§ What is asked
Transcribe the material verbatim in full; the pictures do not belong in the copy.

★ ★ ★

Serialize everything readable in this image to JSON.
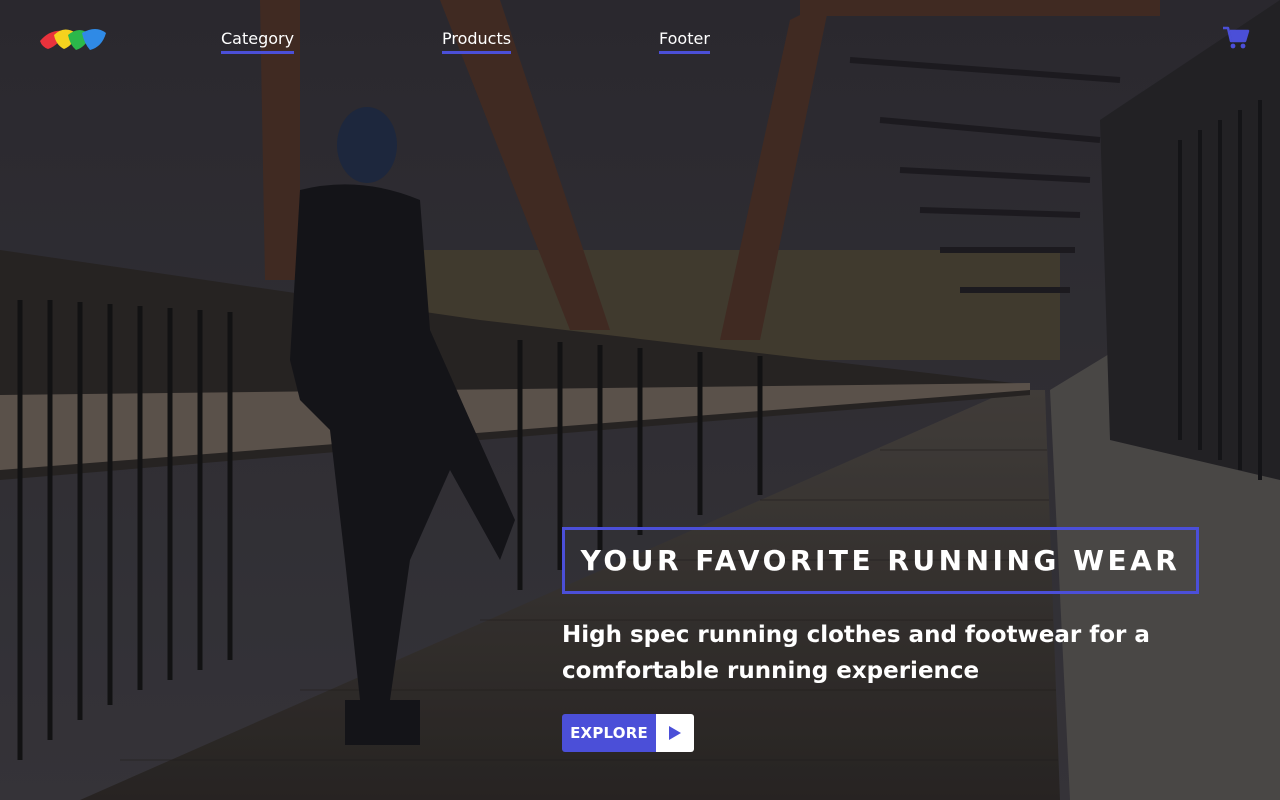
{
  "colors": {
    "accent": "#4b4fd8",
    "text": "#ffffff",
    "logo": [
      "#e8323c",
      "#f5d21e",
      "#2bb84a",
      "#2f8ae6"
    ]
  },
  "header": {
    "logo_icon": "logo-icon",
    "nav": [
      {
        "label": "Category"
      },
      {
        "label": "Products"
      },
      {
        "label": "Footer"
      }
    ],
    "cart_icon": "cart-icon"
  },
  "hero": {
    "title": "YOUR FAVORITE RUNNING WEAR",
    "subtitle": "High spec running clothes and footwear for a comfortable running experience",
    "cta": {
      "label": "EXPLORE",
      "icon": "play-icon"
    }
  }
}
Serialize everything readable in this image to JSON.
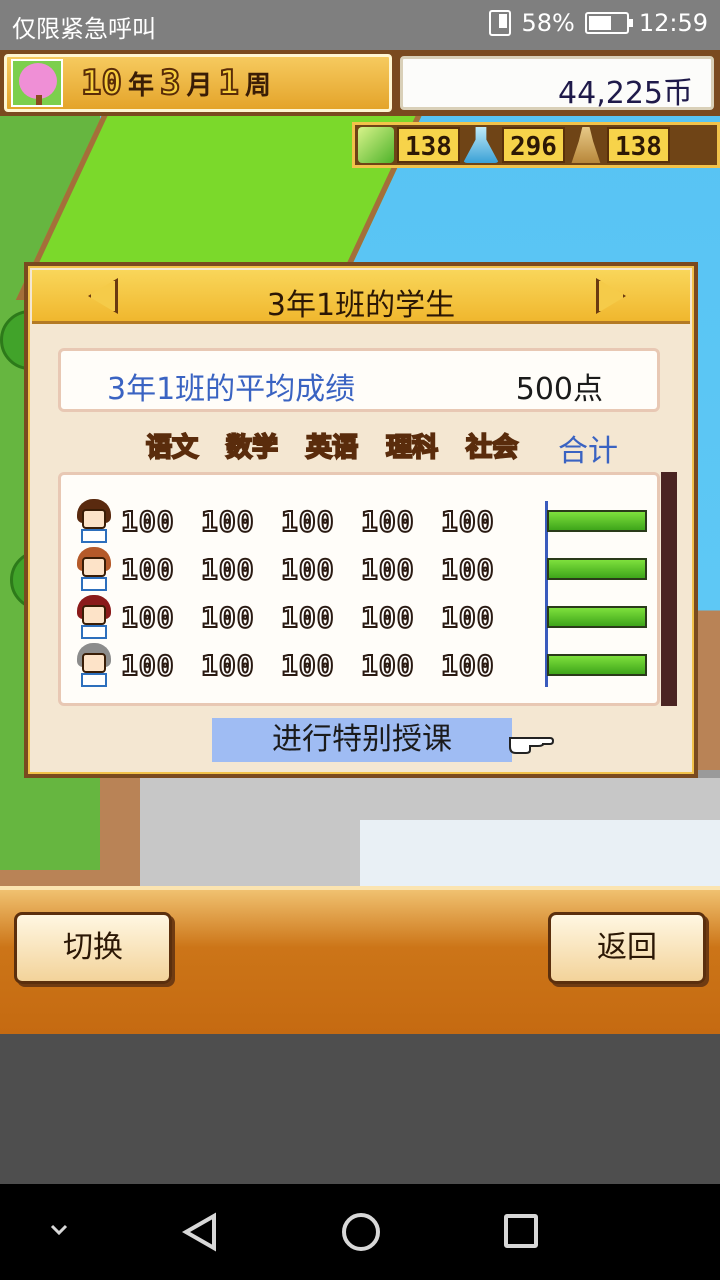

★ ★ ★

§ Response to this task
Serialize everything readable in this image to JSON.
{
  "colors": {
    "accent": "#4b4fd8",
    "text": "#ffffff",
    "logo": [
      "#e8323c",
      "#f5d21e",
      "#2bb84a",
      "#2f8ae6"
    ]
  },
  "header": {
    "logo_icon": "logo-icon",
    "nav": [
      {
        "label": "Category"
      },
      {
        "label": "Products"
      },
      {
        "label": "Footer"
      }
    ],
    "cart_icon": "cart-icon"
  },
  "hero": {
    "title": "YOUR FAVORITE RUNNING WEAR",
    "subtitle": "High spec running clothes and footwear for a comfortable running experience",
    "cta": {
      "label": "EXPLORE",
      "icon": "play-icon"
    }
  }
}
Serialize everything readable in this image to JSON.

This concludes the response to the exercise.